WORK REQUIRED.
Without the pictures, set down the records below word for word.

(Records contained in a dataset)
+ + + + + + +

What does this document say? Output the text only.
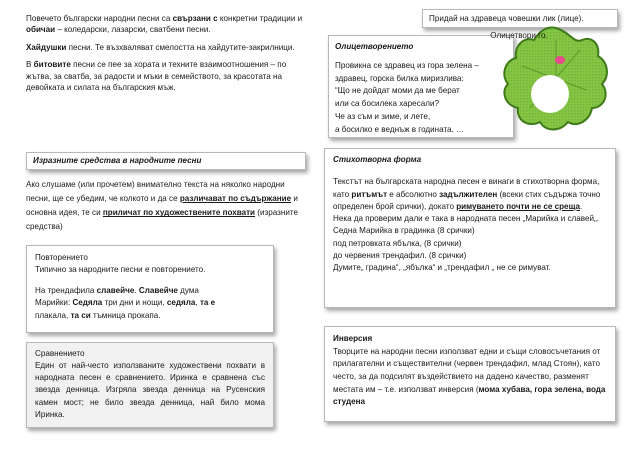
Придай на здравеца човешки лик (лице).

Повечето български народни песни са свързани с конкретни традиции и обичаи – коледарски, лазарски, сватбени песни.

Хайдушки песни. Те възхваляват смелостта на хайдутите-закрилници.

В битовите песни се пее за хората и техните взаимоотношения – по жътва, за сватба, за радости и мъки в семейството, за красотата на девойката и силата на българския мъж.

Изразните средства в народните песни
Ако слушаме (или прочетем) внимателно текста на няколко народни песни, ще се убедим, че колкото и да се различават по съдържание и основна идея, те си приличат по художествените похвати (изразните средства)

Повторението

Типично за народните песни е повторението.

На трендафила славейче. Славейче дума

Марийки: Седяла три дни и нощи, седяла, та е

плакала, та си тъмница прокапа.

Сравнението

Един от най-често използваните художествени похвати в народната песен е сравнението. Иринка е сравнена със звезда денница. Изгряла звезда денница на Русенския камен мост; не било звезда денница, най било мома Иринка.

Олицетворението

Провикна се здравец из гора зелена –
здравец, горска билка миризлива:
“Що не дойдат моми да ме берат
или са босилека харесали?
Че аз съм и зиме, и лете,
а босилко е веднъж в годината. …
Олицетвори го.

Стихотворна форма

Текстът на българската народна песен е винаги в стихотворна форма, като ритъмът е абсолютно задължителен (всеки стих съдържа точно определен брой срички), докато римуването почти не се среща.

Нека да проверим дали е така в народната песен „Марийка и славей„.

Седна Марийка в градинка (8 срички)
под петровката ябълка, (8 срички)
до червения трендафил. (8 срички)
Думите„ градина“, „ябълка“ и „трендафил „ не се римуват.

Инверсия

Творците на народни песни използват едни и същи словосъчетания от прилагателни и съществителни (червен трендафил, млад Стоян), като често, за да подсилят въздействието на дадено качество, разменят местата им – т.е. използват инверсия (мома хубава, гора зелена, вода студена
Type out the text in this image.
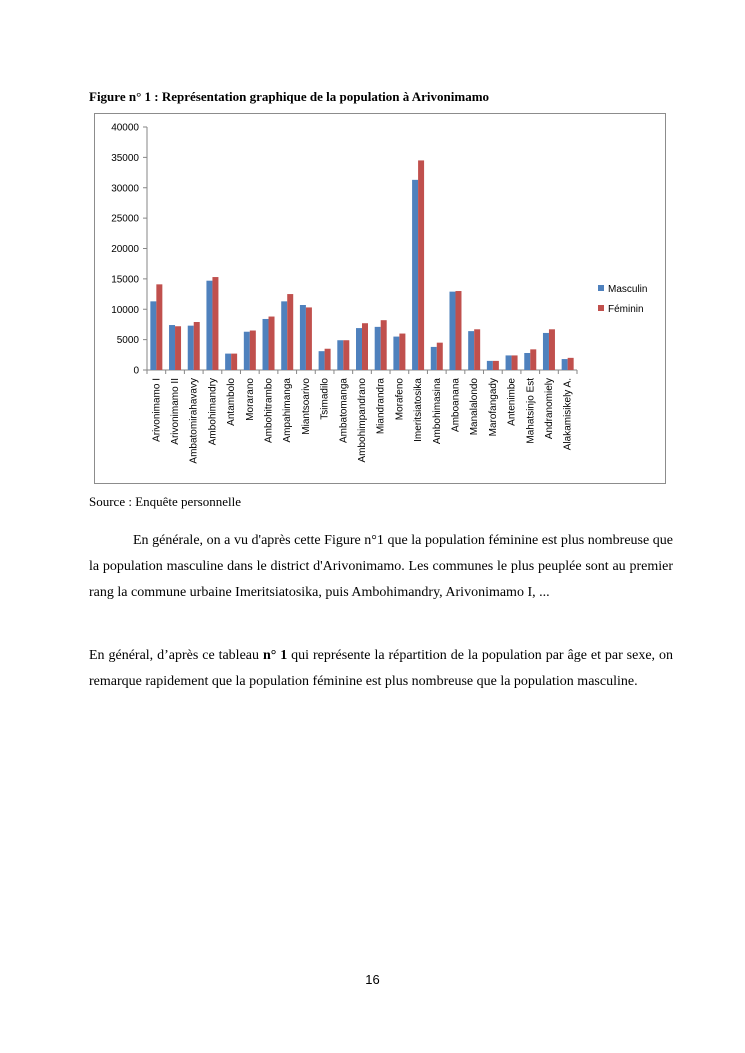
Figure n° 1 : Représentation graphique de la population à Arivonimamo
0
5000
10000
15000
20000
25000
30000
35000
40000
Arivonimamo I Arivonimamo II Ambatomirahavavy Ambohimandry Antambolo Morarano Ambohitrambo Ampahimanga Miantsoarivo Tsimadilo Ambatomanga Ambohimpandrano Miandrandra Morafeno Imeritsiatosika Ambohimasina Amboanana Manalalondo Marofangady Antenimbe Mahatsinjo Est Andranomiely Alakamisikely A.
Masculin
Féminin
Source : Enquête personnelle

En générale, on a vu d'après cette Figure n°1 que la population féminine est plus nombreuse que la population masculine dans le district d'Arivonimamo. Les communes le plus peuplée sont au premier rang la commune urbaine Imeritsiatosika, puis Ambohimandry, Arivonimamo I, ...

En général, d’après ce tableau n° 1 qui représente la répartition de la population par âge et par sexe, on remarque rapidement que la population féminine est plus nombreuse que la population masculine.

16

+ + + + + + +

SOLVED EXERCISE.
What does this document say? Output the text only.
Придай на здравеца човешки лик (лице).

Повечето български народни песни са свързани с конкретни традиции и обичаи – коледарски, лазарски, сватбени песни.

Хайдушки песни. Те възхваляват смелостта на хайдутите-закрилници.

В битовите песни се пее за хората и техните взаимоотношения – по жътва, за сватба, за радости и мъки в семейството, за красотата на девойката и силата на българския мъж.

Изразните средства в народните песни
Ако слушаме (или прочетем) внимателно текста на няколко народни песни, ще се убедим, че колкото и да се различават по съдържание и основна идея, те си приличат по художествените похвати (изразните средства)

Повторението

Типично за народните песни е повторението.

На трендафила славейче. Славейче дума

Марийки: Седяла три дни и нощи, седяла, та е

плакала, та си тъмница прокапа.

Сравнението

Един от най-често използваните художествени похвати в народната песен е сравнението. Иринка е сравнена със звезда денница. Изгряла звезда денница на Русенския камен мост; не било звезда денница, най било мома Иринка.

Олицетворението

Провикна се здравец из гора зелена –
здравец, горска билка миризлива:
“Що не дойдат моми да ме берат
или са босилека харесали?
Че аз съм и зиме, и лете,
а босилко е веднъж в годината. …
Олицетвори го.

Стихотворна форма

Текстът на българската народна песен е винаги в стихотворна форма, като ритъмът е абсолютно задължителен (всеки стих съдържа точно определен брой срички), докато римуването почти не се среща.

Нека да проверим дали е така в народната песен „Марийка и славей„.

Седна Марийка в градинка (8 срички)
под петровката ябълка, (8 срички)
до червения трендафил. (8 срички)
Думите„ градина“, „ябълка“ и „трендафил „ не се римуват.

Инверсия

Творците на народни песни използват едни и същи словосъчетания от прилагателни и съществителни (червен трендафил, млад Стоян), като често, за да подсилят въздействието на дадено качество, разменят местата им – т.е. използват инверсия (мома хубава, гора зелена, вода студена
Type out the text in this image.
Figure n° 1 : Représentation graphique de la population à Arivonimamo
0
5000
10000
15000
20000
25000
30000
35000
40000
Arivonimamo I Arivonimamo II Ambatomirahavavy Ambohimandry Antambolo Morarano Ambohitrambo Ampahimanga Miantsoarivo Tsimadilo Ambatomanga Ambohimpandrano Miandrandra Morafeno Imeritsiatosika Ambohimasina Amboanana Manalalondo Marofangady Antenimbe Mahatsinjo Est Andranomiely Alakamisikely A.
Masculin
Féminin
Source : Enquête personnelle

En générale, on a vu d'après cette Figure n°1 que la population féminine est plus nombreuse que la population masculine dans le district d'Arivonimamo. Les communes le plus peuplée sont au premier rang la commune urbaine Imeritsiatosika, puis Ambohimandry, Arivonimamo I, ...

En général, d’après ce tableau n° 1 qui représente la répartition de la population par âge et par sexe, on remarque rapidement que la population féminine est plus nombreuse que la population masculine.

16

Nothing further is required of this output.